Work to do -
Read the records below and copy each line that contains "районов".

(Dataset items)
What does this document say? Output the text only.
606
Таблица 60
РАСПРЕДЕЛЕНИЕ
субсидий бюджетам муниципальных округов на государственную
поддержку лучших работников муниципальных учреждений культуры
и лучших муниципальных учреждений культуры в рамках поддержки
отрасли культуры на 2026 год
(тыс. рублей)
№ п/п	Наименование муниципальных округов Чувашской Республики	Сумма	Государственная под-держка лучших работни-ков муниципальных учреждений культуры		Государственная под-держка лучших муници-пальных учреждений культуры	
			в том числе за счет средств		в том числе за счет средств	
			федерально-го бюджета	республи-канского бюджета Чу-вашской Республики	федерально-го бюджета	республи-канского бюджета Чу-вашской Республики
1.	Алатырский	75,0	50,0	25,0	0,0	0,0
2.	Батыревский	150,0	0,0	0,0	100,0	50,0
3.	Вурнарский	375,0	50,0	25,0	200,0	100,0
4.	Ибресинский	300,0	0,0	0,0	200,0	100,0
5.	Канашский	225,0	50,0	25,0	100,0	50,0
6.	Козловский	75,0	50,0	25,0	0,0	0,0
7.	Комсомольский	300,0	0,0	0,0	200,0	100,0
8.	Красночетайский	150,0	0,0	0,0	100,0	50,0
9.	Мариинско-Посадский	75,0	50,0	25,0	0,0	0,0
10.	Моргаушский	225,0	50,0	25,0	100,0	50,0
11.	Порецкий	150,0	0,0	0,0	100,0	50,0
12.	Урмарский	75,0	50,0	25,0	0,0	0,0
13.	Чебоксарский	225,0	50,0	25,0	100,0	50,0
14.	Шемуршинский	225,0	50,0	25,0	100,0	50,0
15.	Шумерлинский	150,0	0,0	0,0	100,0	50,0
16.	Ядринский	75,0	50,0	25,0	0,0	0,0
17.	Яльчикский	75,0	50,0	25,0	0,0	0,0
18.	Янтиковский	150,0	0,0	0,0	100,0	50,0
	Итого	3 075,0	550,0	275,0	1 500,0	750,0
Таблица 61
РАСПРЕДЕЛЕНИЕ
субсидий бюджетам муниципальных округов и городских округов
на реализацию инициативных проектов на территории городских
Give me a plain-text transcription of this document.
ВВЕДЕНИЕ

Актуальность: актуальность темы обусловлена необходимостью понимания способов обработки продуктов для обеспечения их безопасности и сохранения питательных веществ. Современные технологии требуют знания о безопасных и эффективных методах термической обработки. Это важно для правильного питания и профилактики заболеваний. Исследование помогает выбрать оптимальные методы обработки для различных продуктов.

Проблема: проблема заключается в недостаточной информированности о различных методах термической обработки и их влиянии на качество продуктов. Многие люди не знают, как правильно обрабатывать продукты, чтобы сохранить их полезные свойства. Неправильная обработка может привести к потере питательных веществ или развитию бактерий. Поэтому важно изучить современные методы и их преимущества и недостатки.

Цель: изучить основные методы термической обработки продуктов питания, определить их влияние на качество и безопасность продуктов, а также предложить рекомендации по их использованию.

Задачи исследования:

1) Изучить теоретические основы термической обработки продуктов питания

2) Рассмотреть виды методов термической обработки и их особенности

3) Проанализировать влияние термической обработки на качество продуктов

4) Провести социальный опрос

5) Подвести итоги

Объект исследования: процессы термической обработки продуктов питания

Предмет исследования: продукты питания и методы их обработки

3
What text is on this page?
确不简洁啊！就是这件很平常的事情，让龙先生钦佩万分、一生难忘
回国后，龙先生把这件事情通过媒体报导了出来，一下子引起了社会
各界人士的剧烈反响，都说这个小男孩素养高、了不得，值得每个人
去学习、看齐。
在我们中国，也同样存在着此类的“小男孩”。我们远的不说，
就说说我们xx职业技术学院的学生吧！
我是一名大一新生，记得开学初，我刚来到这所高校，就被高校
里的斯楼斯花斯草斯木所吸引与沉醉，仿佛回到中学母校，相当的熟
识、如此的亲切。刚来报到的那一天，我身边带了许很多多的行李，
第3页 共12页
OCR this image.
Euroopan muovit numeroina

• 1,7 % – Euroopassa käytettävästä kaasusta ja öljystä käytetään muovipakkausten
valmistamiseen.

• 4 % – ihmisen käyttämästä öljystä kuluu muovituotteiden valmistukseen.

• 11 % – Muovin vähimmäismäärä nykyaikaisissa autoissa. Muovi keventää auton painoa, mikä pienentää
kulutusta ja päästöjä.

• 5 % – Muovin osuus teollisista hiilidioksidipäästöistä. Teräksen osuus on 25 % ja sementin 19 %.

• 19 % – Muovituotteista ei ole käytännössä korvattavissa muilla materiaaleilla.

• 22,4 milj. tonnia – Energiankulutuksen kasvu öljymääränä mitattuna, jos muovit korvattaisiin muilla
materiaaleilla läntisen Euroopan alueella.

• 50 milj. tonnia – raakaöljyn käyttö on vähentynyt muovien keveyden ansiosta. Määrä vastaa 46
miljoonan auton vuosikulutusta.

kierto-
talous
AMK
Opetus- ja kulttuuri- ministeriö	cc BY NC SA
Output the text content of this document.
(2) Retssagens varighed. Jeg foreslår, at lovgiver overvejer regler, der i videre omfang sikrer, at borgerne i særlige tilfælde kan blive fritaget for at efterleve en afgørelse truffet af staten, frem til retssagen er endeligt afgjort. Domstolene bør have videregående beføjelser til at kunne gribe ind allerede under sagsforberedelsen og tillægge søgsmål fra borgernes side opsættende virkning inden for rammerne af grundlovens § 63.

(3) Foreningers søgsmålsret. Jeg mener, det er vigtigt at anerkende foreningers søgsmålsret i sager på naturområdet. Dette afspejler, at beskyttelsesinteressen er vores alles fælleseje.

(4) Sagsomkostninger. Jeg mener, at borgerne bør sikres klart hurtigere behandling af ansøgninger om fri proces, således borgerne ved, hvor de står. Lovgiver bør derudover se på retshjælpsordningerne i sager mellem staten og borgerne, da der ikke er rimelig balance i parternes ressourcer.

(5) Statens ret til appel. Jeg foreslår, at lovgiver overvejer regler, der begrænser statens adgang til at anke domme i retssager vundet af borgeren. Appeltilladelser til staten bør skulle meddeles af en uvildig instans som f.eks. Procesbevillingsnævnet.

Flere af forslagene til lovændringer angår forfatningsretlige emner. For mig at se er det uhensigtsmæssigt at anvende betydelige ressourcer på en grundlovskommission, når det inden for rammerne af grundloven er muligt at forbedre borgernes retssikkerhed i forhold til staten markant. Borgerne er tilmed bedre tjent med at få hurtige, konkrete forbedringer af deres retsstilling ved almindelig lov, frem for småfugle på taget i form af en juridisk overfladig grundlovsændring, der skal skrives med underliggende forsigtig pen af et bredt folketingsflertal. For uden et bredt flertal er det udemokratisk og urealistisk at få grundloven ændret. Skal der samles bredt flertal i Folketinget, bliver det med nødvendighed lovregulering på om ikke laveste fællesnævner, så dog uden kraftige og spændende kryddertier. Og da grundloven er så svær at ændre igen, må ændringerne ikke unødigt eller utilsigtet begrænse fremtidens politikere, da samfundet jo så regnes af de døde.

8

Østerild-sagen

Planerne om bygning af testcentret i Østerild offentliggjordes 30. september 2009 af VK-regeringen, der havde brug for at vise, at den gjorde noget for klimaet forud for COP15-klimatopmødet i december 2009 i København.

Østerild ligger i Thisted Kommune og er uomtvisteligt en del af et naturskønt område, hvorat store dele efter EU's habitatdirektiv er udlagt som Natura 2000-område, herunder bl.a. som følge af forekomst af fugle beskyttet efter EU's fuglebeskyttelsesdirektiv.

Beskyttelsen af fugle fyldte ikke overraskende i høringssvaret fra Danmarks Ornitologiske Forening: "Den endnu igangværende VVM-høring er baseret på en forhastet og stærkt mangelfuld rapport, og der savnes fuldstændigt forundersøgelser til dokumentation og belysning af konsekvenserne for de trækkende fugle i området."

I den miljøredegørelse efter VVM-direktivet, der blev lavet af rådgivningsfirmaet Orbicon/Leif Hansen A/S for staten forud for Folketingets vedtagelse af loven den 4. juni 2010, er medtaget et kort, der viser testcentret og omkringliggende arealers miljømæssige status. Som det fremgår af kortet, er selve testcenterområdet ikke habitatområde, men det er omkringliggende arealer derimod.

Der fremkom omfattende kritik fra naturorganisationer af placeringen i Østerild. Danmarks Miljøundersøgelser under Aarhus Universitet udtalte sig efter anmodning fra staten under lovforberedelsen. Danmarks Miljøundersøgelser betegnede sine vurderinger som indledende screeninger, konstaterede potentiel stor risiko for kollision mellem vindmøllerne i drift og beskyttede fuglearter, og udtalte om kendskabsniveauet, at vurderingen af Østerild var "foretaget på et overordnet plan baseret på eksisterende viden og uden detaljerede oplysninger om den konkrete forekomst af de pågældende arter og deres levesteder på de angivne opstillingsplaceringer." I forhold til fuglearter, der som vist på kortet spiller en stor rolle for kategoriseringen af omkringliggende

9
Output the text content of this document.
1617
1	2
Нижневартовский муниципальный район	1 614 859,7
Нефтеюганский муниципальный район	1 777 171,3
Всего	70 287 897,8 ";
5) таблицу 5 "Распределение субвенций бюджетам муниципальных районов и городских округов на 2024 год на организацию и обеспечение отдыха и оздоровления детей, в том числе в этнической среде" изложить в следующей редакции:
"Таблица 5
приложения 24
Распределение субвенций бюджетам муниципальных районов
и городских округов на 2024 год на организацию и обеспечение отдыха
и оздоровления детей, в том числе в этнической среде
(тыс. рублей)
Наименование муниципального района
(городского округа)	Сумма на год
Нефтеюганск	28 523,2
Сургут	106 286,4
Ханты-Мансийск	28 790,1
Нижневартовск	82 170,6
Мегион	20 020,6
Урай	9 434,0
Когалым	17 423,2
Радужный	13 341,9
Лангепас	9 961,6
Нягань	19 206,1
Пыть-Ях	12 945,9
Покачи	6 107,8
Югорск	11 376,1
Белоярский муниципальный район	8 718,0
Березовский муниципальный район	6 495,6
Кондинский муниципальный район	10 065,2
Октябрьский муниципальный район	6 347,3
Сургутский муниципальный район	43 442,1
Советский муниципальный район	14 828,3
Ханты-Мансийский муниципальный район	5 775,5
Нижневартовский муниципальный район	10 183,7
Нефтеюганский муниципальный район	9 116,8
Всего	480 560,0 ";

Solution to the problem -
5) таблицу 5 "Распределение субвенций бюджетам муниципальных районов и городских округов на 2024 год на организацию и обеспечение отдыха и оздоровления детей, в том числе в этнической среде" изложить в следующей редакции:
Распределение субвенций бюджетам муниципальных районов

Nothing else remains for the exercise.